'''

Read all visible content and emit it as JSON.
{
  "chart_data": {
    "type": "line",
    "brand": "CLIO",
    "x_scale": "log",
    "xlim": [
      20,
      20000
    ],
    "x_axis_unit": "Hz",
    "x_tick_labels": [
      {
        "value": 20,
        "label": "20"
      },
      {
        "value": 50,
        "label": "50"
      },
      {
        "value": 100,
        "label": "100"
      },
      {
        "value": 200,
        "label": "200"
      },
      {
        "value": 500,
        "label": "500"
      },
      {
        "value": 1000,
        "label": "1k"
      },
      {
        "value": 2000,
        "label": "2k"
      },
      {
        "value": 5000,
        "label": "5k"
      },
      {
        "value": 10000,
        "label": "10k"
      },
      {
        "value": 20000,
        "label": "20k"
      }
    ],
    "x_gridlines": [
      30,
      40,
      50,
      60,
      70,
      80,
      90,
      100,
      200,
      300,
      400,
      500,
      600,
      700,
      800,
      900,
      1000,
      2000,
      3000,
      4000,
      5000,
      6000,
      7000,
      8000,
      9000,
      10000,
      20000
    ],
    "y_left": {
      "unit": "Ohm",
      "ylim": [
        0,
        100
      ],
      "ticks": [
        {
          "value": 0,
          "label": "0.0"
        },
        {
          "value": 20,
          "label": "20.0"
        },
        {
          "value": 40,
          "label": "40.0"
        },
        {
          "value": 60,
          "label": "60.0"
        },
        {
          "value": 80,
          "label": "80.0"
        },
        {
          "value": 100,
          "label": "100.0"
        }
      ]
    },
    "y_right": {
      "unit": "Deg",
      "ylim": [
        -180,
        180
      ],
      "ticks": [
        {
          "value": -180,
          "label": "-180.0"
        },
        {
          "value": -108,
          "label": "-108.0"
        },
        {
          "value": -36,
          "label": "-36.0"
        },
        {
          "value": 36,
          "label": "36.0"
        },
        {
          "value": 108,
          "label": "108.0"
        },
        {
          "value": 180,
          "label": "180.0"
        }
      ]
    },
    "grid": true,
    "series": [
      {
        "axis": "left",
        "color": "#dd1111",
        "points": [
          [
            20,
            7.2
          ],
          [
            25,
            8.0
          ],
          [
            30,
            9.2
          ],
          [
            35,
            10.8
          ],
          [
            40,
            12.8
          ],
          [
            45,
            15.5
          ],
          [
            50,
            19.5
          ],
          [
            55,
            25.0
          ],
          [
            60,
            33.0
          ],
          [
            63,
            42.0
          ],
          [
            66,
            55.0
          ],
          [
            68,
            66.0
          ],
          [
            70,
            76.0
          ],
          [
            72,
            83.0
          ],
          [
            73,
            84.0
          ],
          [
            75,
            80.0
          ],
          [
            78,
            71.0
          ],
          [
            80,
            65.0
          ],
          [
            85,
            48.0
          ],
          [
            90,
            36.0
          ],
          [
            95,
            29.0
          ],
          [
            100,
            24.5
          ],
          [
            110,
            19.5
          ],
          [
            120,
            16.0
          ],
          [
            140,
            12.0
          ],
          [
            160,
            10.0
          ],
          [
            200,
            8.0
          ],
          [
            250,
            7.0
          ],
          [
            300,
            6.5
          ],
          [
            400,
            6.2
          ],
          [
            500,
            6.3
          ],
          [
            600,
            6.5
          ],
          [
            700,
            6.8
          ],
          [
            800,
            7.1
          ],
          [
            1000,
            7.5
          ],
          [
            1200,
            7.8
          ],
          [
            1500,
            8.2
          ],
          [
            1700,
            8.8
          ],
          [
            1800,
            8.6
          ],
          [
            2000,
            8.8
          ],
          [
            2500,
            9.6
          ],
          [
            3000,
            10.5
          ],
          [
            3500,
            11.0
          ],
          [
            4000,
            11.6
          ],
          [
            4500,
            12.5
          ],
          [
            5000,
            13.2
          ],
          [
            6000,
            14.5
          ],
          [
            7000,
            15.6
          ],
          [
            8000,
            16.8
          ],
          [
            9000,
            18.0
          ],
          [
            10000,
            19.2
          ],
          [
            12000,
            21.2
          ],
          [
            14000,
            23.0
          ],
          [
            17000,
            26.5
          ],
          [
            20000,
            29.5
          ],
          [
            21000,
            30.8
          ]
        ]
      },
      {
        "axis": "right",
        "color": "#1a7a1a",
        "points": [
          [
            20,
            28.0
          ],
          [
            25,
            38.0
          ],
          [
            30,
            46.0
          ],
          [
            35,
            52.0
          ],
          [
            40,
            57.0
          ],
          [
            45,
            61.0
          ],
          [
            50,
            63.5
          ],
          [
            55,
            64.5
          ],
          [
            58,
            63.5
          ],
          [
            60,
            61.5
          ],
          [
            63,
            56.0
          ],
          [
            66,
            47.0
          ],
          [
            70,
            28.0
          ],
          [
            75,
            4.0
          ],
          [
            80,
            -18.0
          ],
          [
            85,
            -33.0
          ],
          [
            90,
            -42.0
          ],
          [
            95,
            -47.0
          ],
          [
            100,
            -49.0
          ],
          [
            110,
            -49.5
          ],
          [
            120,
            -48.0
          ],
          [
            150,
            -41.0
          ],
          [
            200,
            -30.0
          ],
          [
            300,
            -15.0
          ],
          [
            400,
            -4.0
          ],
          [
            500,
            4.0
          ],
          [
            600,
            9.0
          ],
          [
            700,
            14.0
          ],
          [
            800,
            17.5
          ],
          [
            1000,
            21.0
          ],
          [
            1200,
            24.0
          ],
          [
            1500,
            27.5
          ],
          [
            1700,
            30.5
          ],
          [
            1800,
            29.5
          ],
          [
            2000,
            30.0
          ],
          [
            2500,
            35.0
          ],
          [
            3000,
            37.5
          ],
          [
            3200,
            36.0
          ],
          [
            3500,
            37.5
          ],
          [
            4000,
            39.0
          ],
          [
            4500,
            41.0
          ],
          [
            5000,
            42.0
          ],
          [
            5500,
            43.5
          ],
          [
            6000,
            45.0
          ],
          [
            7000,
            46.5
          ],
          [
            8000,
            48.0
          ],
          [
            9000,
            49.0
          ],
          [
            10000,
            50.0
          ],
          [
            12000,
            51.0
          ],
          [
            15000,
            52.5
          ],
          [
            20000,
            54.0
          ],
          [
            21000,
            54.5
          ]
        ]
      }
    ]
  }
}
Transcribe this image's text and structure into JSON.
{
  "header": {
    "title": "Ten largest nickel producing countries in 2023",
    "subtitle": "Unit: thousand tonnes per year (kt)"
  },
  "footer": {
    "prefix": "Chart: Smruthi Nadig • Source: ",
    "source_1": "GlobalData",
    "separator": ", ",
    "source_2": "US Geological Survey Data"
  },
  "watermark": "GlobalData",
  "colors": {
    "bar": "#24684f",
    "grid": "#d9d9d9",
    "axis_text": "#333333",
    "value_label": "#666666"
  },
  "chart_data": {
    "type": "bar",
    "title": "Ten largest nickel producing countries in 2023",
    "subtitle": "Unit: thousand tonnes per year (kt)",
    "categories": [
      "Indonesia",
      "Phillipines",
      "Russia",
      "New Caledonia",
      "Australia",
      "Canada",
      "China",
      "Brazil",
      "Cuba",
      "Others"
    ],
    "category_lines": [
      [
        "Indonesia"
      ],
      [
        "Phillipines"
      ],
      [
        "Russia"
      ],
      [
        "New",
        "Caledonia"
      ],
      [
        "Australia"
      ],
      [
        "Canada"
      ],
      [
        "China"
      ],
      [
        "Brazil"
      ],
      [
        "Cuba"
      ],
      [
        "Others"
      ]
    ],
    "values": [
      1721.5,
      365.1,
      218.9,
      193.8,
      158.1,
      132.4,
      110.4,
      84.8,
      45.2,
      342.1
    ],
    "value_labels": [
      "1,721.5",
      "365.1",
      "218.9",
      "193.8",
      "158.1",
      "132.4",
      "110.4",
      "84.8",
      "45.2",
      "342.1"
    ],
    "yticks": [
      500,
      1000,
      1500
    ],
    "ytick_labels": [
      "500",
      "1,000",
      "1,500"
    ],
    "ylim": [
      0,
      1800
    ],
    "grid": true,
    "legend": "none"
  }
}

'''

[Work to complete] Take every line from the data above that holds "subtitle" and copy it out.

[Answer for this exercise]
    "subtitle": "Unit: thousand tonnes per year (kt)"
    "subtitle": "Unit: thousand tonnes per year (kt)",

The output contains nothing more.